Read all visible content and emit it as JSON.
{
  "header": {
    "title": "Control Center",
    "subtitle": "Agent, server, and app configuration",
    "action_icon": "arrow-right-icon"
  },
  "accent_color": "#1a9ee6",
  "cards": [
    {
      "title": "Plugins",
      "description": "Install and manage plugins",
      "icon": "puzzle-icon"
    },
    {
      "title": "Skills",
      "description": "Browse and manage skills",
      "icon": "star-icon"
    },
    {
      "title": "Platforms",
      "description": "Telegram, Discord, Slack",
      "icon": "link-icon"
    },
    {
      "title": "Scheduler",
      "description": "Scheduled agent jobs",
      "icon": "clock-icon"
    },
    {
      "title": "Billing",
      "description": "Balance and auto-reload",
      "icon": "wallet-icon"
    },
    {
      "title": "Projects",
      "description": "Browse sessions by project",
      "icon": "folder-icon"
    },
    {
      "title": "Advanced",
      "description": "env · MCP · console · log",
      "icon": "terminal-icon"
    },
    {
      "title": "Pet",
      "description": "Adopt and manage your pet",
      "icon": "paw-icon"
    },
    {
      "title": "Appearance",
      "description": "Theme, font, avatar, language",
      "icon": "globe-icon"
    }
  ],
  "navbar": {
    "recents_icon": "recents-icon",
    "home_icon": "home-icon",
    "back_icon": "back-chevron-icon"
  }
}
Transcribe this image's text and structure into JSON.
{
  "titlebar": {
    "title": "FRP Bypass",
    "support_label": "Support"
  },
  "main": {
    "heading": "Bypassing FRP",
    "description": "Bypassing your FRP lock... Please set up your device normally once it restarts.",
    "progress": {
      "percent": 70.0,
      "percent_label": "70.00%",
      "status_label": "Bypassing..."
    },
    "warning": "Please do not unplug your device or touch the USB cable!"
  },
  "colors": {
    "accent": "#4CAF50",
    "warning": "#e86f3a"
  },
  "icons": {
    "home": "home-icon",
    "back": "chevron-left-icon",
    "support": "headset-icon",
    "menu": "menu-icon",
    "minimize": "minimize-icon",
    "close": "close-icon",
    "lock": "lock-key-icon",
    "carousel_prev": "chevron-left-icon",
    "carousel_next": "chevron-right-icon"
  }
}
++++++++++++++++++++
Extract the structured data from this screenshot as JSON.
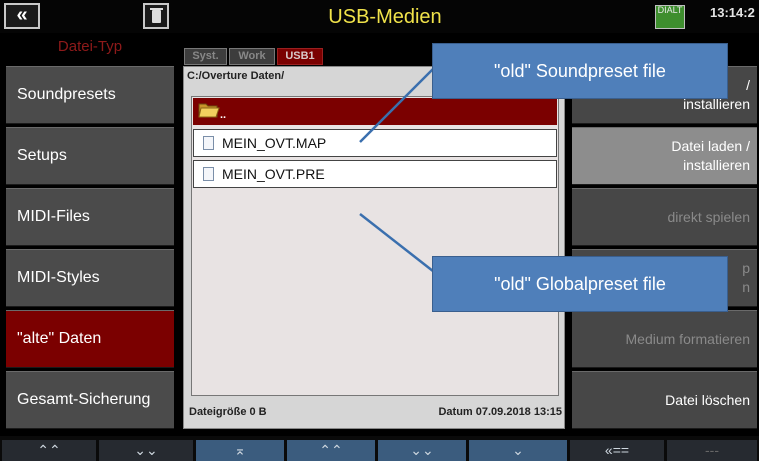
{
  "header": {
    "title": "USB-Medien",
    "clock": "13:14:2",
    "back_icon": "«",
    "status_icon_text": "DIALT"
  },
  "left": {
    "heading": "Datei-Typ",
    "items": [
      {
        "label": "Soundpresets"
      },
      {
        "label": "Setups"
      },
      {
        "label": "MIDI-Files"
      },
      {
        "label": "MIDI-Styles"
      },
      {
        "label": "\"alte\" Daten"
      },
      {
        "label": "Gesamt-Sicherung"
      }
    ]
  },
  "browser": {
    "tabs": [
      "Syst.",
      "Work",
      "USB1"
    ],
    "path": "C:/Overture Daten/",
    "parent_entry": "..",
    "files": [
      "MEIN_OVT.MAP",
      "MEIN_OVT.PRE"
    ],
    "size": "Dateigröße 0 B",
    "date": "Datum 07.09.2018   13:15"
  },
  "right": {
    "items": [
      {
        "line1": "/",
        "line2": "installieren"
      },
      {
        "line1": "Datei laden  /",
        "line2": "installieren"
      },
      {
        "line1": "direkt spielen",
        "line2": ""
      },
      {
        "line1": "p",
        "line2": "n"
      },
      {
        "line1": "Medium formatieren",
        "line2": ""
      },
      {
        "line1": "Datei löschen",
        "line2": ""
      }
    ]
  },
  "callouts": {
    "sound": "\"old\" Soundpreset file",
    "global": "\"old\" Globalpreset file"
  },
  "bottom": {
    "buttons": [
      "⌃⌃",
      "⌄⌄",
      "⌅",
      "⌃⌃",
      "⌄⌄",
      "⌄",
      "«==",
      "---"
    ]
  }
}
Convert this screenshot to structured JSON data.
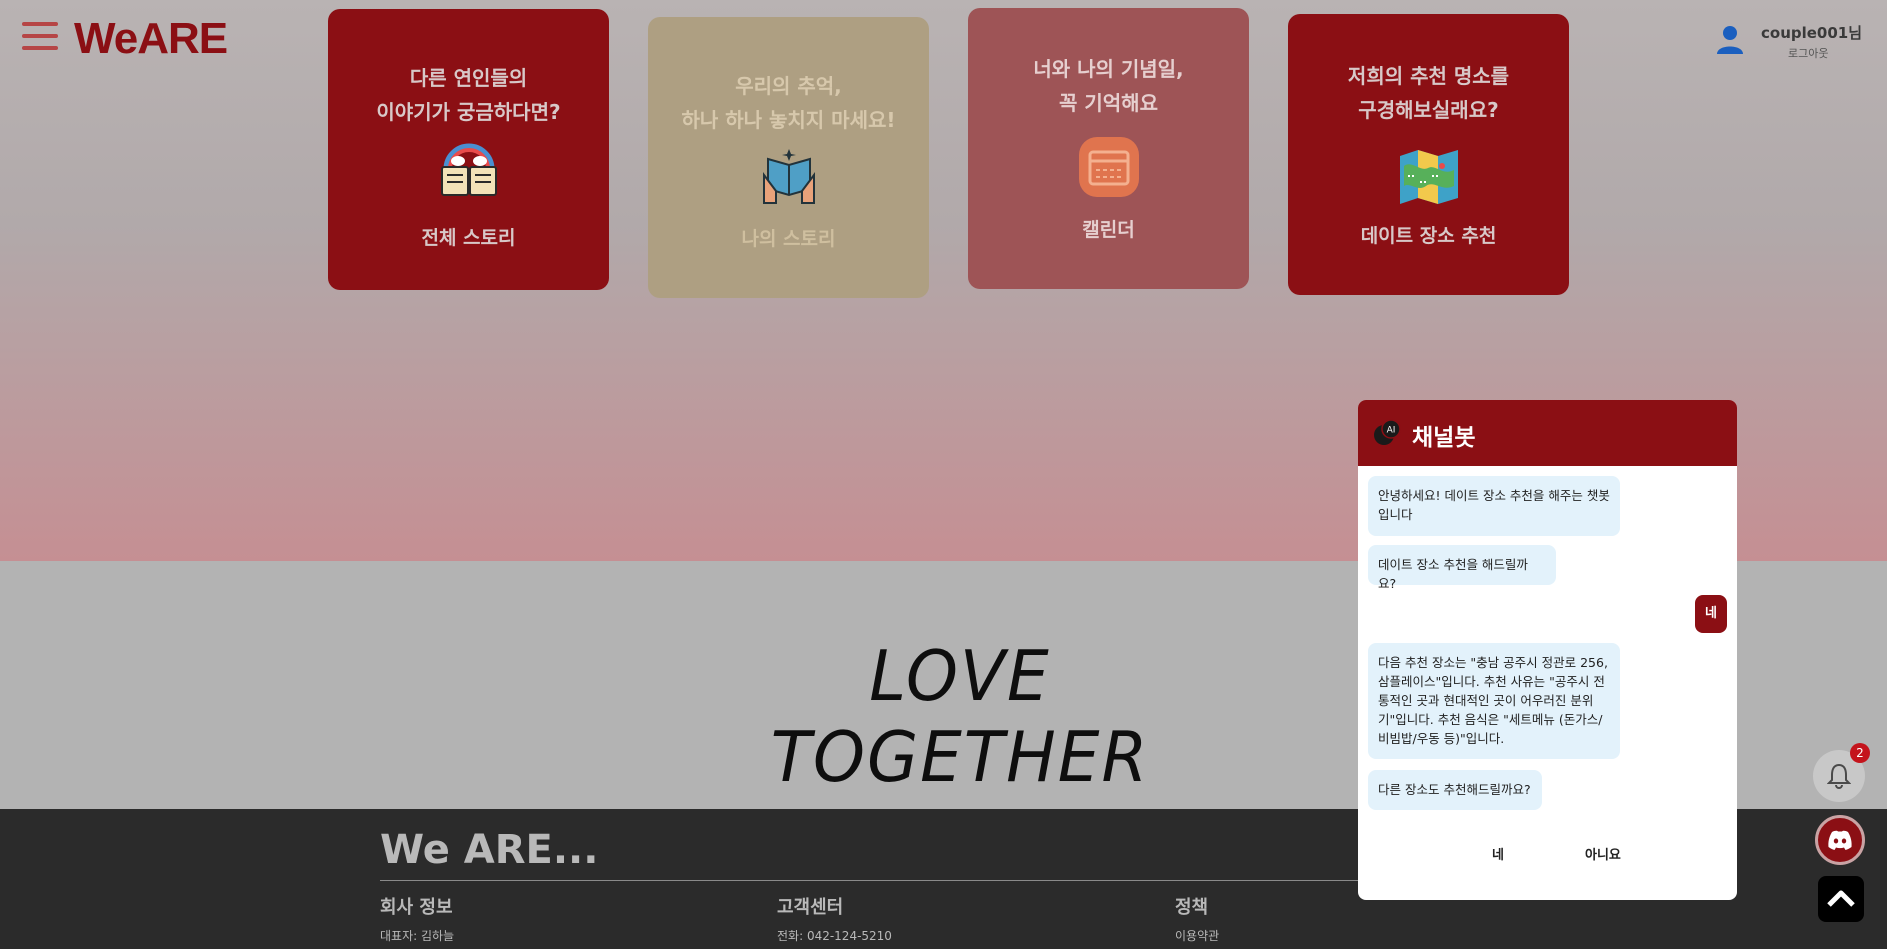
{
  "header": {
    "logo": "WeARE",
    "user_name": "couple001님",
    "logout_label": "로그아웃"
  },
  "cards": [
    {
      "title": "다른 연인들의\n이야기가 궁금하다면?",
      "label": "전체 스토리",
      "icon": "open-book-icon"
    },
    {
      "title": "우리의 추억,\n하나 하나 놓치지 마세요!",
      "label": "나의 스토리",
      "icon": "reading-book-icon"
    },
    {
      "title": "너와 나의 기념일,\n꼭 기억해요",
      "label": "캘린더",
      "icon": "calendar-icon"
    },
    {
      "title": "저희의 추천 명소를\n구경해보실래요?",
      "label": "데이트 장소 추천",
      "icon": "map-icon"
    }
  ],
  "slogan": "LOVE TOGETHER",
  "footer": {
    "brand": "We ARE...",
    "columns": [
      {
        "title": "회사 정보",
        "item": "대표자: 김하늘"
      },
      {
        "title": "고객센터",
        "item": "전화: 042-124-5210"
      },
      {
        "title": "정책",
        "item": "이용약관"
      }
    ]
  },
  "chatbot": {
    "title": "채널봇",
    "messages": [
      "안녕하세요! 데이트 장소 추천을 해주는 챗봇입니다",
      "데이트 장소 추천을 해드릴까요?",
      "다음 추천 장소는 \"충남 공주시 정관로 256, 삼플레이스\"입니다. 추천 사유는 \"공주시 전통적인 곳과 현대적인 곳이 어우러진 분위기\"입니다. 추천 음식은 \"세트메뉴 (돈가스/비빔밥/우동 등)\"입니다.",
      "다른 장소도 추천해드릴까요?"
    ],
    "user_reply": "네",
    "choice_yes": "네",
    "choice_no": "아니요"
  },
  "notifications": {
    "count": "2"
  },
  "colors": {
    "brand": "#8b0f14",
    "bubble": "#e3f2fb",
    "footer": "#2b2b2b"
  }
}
++++++++++++++++++++
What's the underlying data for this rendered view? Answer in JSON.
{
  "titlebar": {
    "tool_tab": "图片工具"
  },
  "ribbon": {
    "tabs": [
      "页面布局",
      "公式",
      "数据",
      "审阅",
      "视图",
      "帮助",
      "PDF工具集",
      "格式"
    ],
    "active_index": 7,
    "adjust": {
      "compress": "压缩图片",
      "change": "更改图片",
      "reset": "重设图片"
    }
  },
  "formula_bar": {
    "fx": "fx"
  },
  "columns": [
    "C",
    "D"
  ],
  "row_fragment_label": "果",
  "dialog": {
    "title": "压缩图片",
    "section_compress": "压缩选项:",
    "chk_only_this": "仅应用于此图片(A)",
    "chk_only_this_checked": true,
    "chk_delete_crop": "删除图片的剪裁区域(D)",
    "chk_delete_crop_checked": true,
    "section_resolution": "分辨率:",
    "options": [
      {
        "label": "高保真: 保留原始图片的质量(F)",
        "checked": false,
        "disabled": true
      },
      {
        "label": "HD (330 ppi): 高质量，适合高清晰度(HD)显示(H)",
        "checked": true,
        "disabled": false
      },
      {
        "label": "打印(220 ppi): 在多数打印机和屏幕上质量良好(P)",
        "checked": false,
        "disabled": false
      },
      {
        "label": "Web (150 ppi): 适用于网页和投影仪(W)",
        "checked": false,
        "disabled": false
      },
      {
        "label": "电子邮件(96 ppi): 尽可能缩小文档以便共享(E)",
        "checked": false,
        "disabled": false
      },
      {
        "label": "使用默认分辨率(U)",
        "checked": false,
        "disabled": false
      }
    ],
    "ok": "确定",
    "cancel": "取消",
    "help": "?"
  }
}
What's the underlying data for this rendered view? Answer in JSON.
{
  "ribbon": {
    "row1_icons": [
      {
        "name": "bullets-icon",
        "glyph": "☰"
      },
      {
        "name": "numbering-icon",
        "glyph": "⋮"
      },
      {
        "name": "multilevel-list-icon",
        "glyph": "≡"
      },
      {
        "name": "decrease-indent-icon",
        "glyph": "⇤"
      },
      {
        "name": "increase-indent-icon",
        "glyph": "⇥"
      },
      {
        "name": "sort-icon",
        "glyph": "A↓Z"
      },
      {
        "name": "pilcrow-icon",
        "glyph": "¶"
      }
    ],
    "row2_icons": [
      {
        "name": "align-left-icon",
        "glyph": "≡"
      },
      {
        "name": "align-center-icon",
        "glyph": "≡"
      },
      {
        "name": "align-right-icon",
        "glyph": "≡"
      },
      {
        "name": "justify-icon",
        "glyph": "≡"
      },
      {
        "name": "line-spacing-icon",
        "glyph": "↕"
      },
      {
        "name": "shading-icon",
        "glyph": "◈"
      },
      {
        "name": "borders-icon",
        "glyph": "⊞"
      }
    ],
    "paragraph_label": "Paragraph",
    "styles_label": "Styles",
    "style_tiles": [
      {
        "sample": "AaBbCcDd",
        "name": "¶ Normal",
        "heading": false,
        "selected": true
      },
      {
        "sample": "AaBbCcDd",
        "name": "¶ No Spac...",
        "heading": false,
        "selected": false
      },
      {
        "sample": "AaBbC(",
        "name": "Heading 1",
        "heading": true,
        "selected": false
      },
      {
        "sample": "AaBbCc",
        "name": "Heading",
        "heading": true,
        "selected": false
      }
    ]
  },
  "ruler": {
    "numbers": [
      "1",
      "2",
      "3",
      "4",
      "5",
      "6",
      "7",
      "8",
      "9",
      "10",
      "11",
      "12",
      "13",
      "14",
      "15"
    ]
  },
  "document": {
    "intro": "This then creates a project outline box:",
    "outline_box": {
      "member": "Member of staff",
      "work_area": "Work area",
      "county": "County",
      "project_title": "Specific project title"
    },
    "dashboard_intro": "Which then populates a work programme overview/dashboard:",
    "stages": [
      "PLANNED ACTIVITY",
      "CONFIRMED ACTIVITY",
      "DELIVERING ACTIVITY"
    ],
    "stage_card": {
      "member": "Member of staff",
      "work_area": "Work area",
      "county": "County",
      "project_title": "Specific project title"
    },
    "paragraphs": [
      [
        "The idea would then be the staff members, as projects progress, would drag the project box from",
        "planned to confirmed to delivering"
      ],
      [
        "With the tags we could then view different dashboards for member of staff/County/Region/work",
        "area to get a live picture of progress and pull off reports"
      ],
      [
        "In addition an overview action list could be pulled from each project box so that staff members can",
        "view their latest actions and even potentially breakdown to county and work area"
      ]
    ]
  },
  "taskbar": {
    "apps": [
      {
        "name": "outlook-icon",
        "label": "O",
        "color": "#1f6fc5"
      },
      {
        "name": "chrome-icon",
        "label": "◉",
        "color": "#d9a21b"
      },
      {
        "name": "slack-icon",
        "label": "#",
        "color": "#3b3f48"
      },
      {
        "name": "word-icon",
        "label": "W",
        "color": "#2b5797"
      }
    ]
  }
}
++++++++++++++++++++
→ Written exercise: In the entries above, count every line containing the word "JSON". Write only the total.

→ Correct result: 6